→ **Prompt**: Copy out all lines carrying the word "高校毕业生专场直播招聘会".
*** Given data ***
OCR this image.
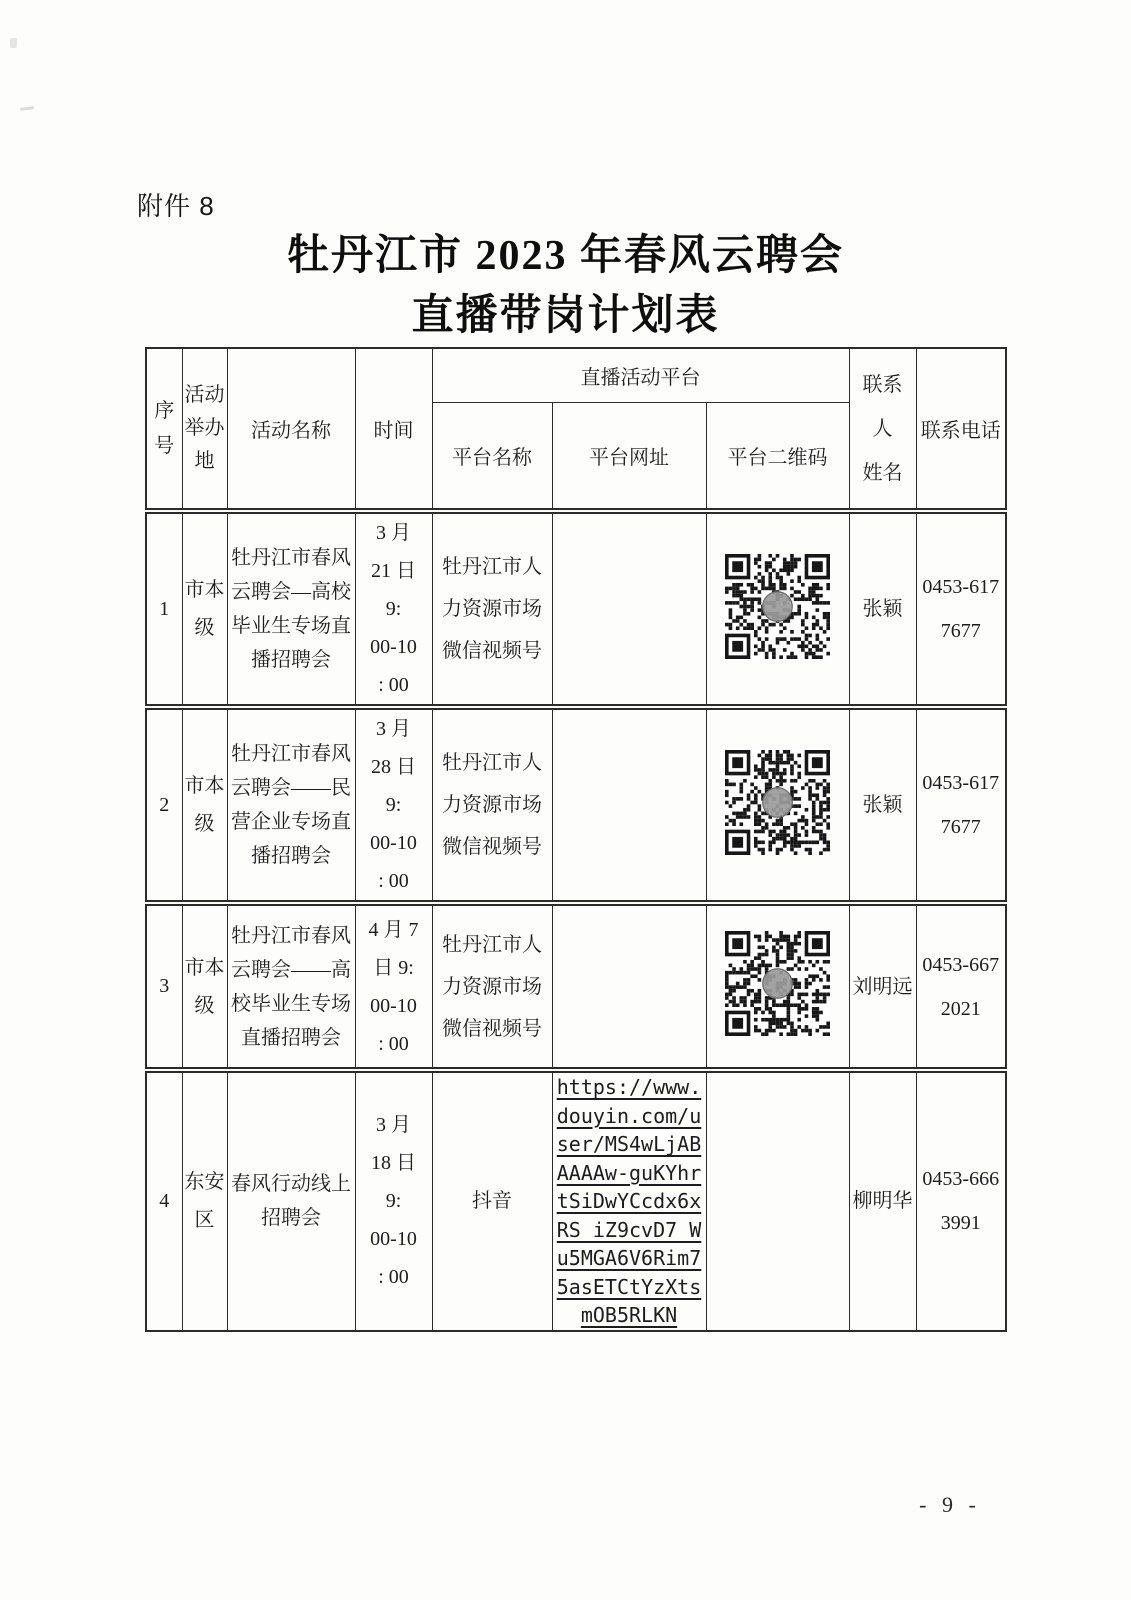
附件 8
牡丹江市 2023 年春风云聘会
直播带岗计划表
序号	活动举办地	活动名称	时间	直播活动平台			联系
人
姓名	联系电话
				平台名称	平台网址	平台二维码		
1	市本级	牡丹江市春风云聘会—高校毕业生专场直播招聘会	3 月
21 日
9:
00-10
: 00	牡丹江市人力资源市场微信视频号			张颖	0453-617
7677
2	市本级	牡丹江市春风云聘会——民营企业专场直播招聘会	3 月
28 日
9:
00-10
: 00	牡丹江市人力资源市场微信视频号			张颖	0453-617
7677
3	市本级	牡丹江市春风云聘会——高校毕业生专场直播招聘会	4 月 7
日 9:
00-10
: 00	牡丹江市人力资源市场微信视频号			刘明远	0453-667
2021
4	东安区	春风行动线上招聘会	3 月
18 日
9:
00-10
: 00	抖音	https://www.douyin.com/user/MS4wLjABAAAAw-guKYhrtSiDwYCcdx6xRS_iZ9cvD7_Wu5MGA6V6Rim75asETCtYzXtsmOB5RLKN		柳明华	0453-666
3991
- 9 -
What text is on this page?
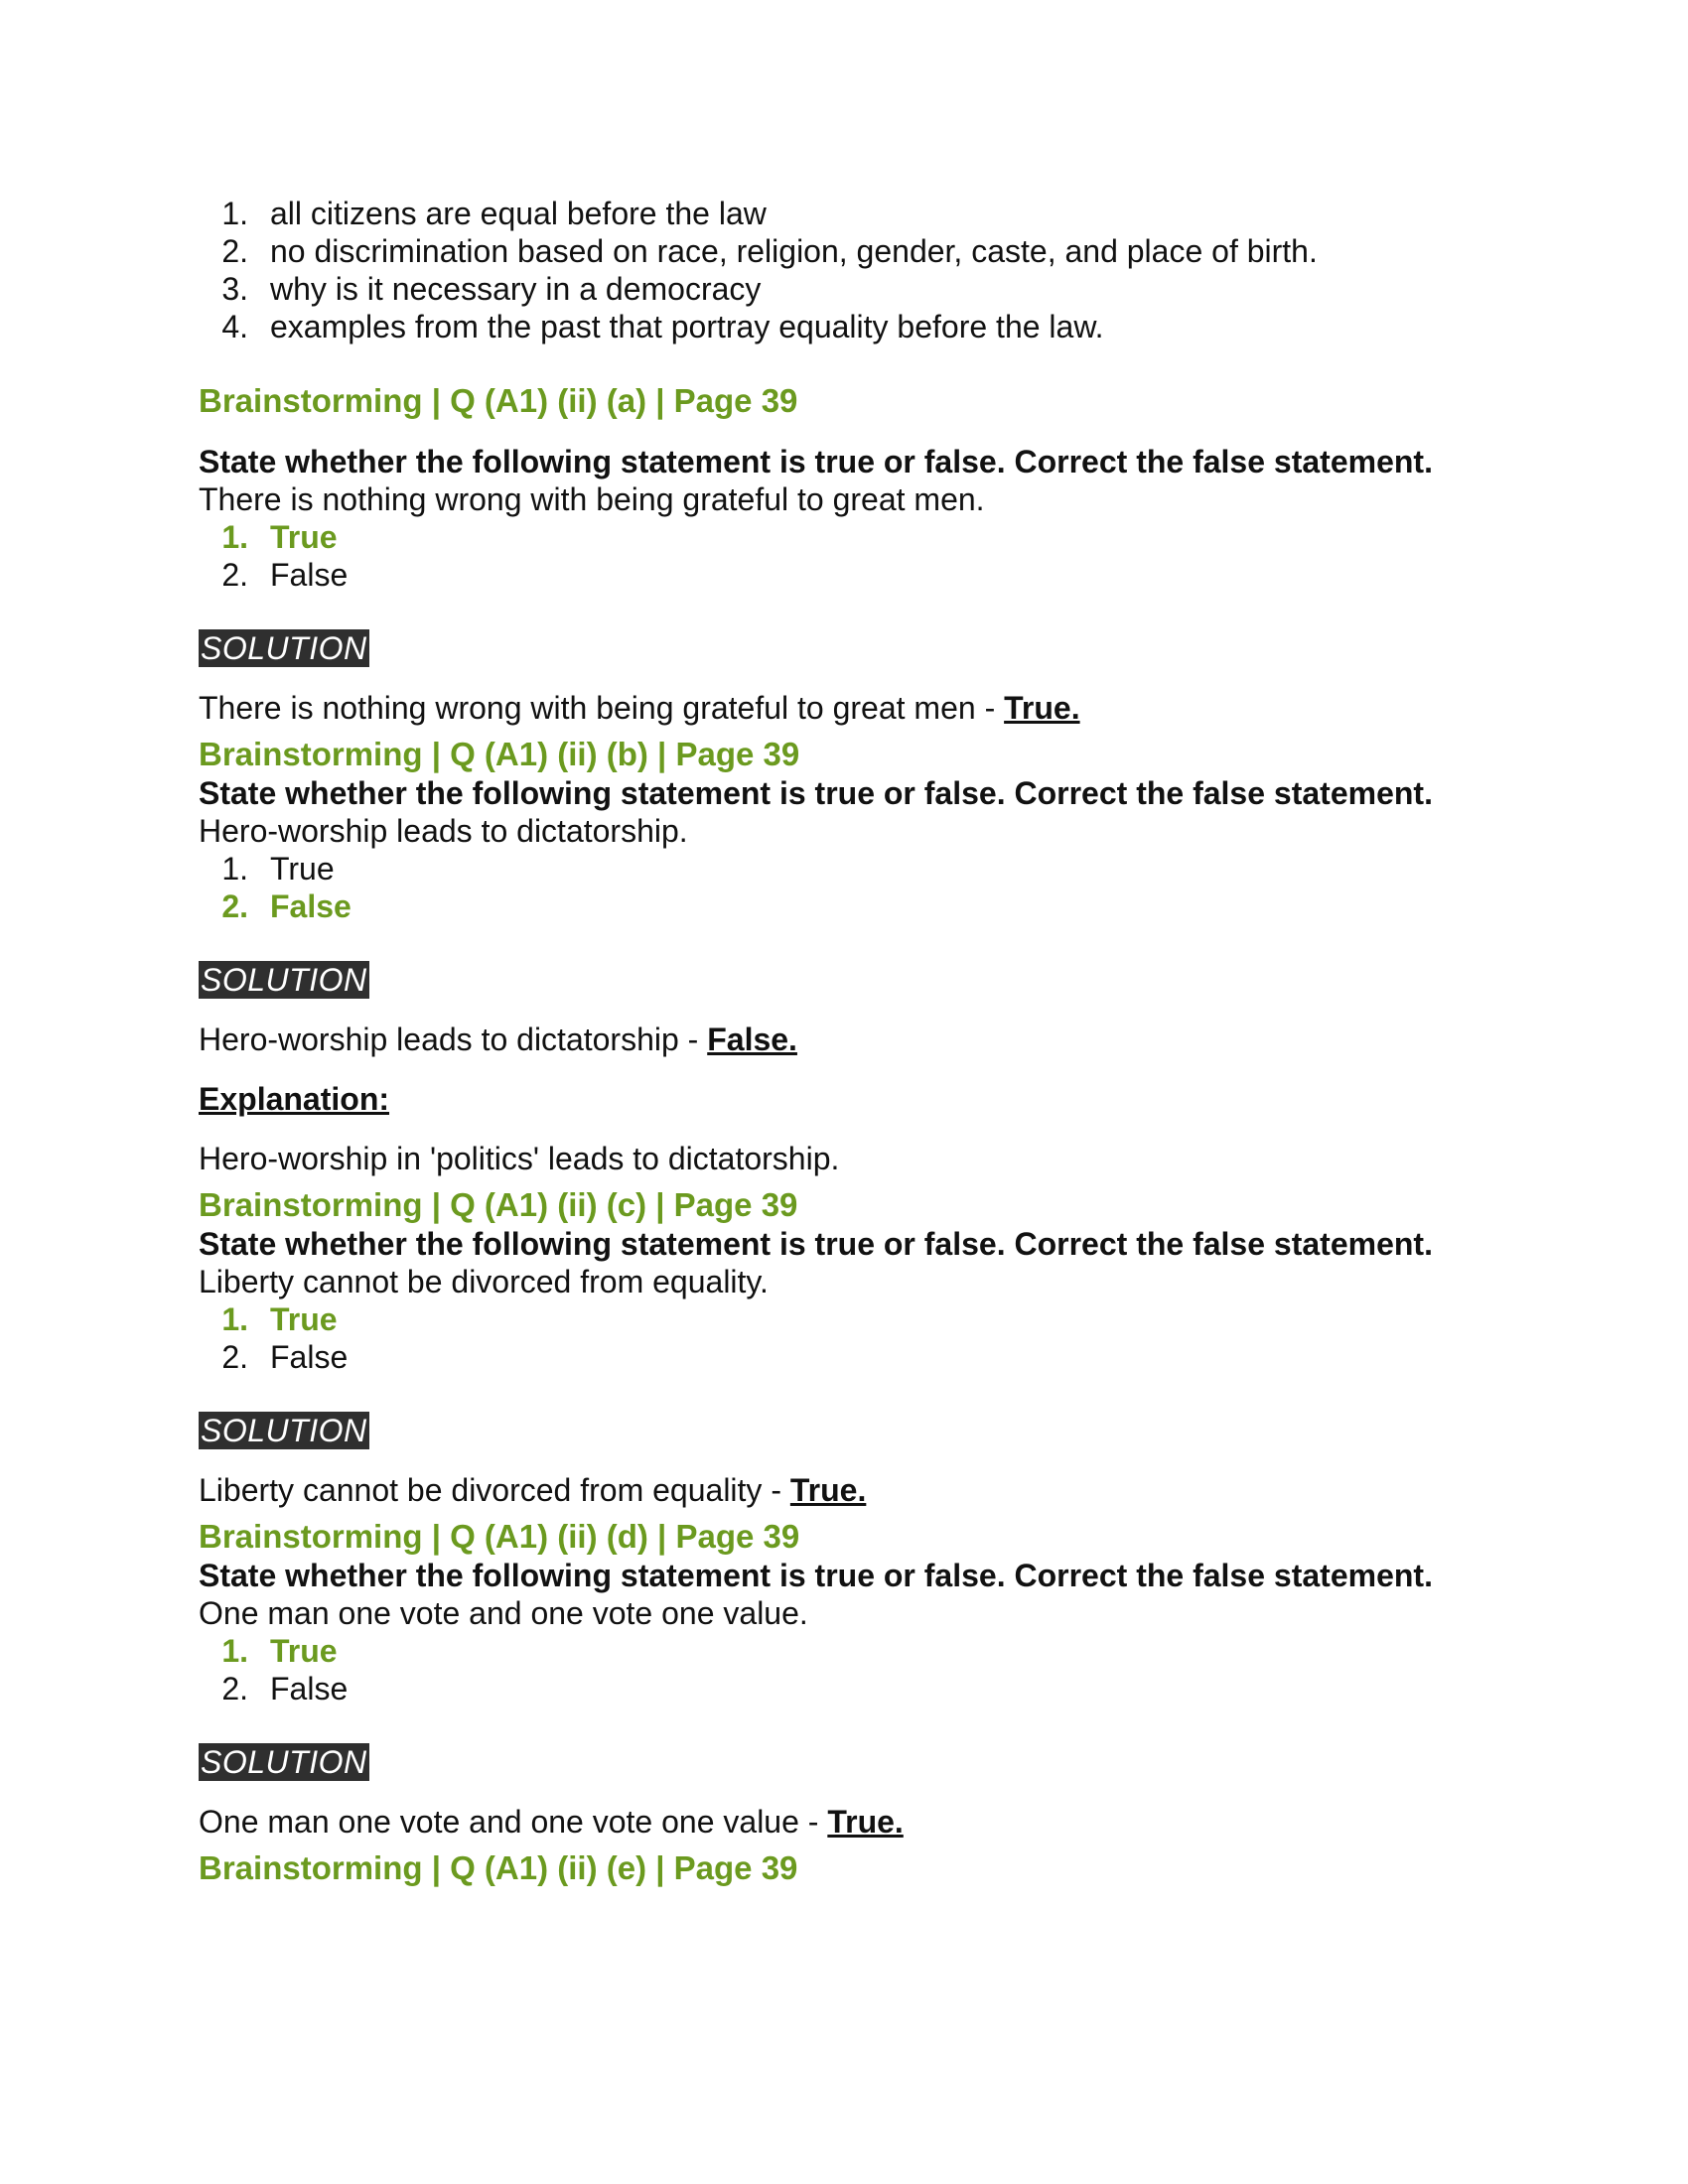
1. all citizens are equal before the law
2. no discrimination based on race, religion, gender, caste, and place of birth.
3. why is it necessary in a democracy
4. examples from the past that portray equality before the law.
Brainstorming | Q (A1) (ii) (a) | Page 39
State whether the following statement is true or false. Correct the false statement.
There is nothing wrong with being grateful to great men.
1. True
2. False
SOLUTION
There is nothing wrong with being grateful to great men - True.
Brainstorming | Q (A1) (ii) (b) | Page 39
State whether the following statement is true or false. Correct the false statement.
Hero-worship leads to dictatorship.
1. True
2. False
SOLUTION
Hero-worship leads to dictatorship - False.
Explanation:
Hero-worship in 'politics' leads to dictatorship.
Brainstorming | Q (A1) (ii) (c) | Page 39
State whether the following statement is true or false. Correct the false statement.
Liberty cannot be divorced from equality.
1. True
2. False
SOLUTION
Liberty cannot be divorced from equality - True.
Brainstorming | Q (A1) (ii) (d) | Page 39
State whether the following statement is true or false. Correct the false statement.
One man one vote and one vote one value.
1. True
2. False
SOLUTION
One man one vote and one vote one value - True.
Brainstorming | Q (A1) (ii) (e) | Page 39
***
→ **Worked answer**:
1	市本级	牡丹江市春风云聘会—高校毕业生专场直播招聘会	3 月
3	市本级	牡丹江市春风云聘会——高校毕业生专场直播招聘会	4 月 7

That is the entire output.